• [TASK]: Extract all lines containing "made".

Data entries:
·····

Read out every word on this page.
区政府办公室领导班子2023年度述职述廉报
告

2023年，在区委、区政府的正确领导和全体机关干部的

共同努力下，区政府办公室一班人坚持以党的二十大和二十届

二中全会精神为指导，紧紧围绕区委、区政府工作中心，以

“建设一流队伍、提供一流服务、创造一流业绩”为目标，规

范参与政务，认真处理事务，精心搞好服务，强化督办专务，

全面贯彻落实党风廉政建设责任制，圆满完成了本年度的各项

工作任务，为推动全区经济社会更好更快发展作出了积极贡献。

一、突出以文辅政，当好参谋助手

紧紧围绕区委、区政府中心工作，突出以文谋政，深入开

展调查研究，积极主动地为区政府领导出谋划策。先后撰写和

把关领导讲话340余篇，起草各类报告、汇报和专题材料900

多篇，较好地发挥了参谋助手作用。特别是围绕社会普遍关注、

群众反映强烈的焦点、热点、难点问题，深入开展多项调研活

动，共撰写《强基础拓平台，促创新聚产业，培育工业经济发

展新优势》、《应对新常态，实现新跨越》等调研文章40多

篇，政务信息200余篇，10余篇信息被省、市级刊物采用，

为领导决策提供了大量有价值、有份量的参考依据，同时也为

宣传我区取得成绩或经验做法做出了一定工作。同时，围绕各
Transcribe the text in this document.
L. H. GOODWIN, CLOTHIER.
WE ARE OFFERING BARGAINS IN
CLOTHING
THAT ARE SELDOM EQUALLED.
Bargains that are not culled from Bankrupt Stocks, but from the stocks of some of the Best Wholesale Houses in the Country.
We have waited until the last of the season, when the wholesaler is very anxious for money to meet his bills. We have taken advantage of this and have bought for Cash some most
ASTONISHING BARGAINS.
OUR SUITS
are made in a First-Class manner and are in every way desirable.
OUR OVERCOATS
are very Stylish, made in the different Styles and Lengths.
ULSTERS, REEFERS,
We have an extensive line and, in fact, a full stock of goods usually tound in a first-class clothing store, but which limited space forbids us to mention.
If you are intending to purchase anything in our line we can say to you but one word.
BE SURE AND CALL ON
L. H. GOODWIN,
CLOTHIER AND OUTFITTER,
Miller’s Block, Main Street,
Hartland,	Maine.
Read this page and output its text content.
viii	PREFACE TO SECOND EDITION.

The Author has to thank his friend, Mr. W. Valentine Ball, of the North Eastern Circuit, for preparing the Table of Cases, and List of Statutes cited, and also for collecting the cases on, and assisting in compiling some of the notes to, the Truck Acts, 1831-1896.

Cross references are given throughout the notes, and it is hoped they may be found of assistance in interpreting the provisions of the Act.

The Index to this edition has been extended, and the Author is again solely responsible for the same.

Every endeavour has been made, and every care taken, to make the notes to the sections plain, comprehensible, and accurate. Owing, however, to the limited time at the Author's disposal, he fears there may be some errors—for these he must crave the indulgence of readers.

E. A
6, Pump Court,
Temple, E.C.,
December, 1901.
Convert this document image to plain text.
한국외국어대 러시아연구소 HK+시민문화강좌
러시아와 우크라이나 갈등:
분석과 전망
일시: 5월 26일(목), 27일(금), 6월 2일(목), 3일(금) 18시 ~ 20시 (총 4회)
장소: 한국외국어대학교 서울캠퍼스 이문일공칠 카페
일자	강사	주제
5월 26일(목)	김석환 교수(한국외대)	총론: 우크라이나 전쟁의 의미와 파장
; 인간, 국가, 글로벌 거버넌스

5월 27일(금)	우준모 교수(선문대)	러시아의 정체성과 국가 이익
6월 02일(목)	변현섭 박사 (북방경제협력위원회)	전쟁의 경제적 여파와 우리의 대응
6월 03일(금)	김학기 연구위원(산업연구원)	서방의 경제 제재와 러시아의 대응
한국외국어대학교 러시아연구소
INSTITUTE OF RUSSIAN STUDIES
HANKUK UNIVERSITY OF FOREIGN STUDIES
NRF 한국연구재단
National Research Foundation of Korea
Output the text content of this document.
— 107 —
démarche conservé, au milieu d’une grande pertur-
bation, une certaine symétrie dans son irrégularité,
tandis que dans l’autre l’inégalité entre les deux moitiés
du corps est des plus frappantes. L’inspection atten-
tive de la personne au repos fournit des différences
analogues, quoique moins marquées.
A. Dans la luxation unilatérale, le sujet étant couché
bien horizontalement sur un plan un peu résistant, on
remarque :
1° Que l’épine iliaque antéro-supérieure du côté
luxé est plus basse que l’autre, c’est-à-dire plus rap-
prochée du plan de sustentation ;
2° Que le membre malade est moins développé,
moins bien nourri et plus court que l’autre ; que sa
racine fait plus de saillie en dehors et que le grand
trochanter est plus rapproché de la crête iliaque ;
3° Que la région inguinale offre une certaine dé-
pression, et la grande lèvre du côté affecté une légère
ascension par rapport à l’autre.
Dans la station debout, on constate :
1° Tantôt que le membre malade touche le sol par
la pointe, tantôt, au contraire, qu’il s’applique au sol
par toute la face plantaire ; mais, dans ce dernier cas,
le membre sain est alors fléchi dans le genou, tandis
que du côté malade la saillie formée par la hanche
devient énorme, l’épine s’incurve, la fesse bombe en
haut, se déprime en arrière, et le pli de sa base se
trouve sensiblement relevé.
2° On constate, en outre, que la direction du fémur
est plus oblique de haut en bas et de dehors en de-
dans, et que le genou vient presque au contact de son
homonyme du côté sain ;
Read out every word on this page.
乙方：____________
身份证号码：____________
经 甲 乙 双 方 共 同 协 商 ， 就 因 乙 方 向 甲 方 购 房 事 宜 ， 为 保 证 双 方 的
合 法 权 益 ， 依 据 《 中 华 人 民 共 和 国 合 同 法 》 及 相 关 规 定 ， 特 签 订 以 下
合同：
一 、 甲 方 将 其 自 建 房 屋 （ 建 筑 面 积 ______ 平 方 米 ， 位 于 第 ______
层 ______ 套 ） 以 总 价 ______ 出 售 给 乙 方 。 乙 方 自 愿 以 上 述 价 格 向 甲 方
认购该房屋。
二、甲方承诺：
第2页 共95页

·····

• [WRITTEN SOLUTION]:
are made in a First-Class manner and are in every way desirable.
are very Stylish, made in the different Styles and Lengths.
Every endeavour has been made, and every care taken, to make the notes to the sections plain, comprehensible, and accurate. Owing, however, to the limited time at the Author's disposal, he fears there may be some errors—for these he must crave the indulgence of readers.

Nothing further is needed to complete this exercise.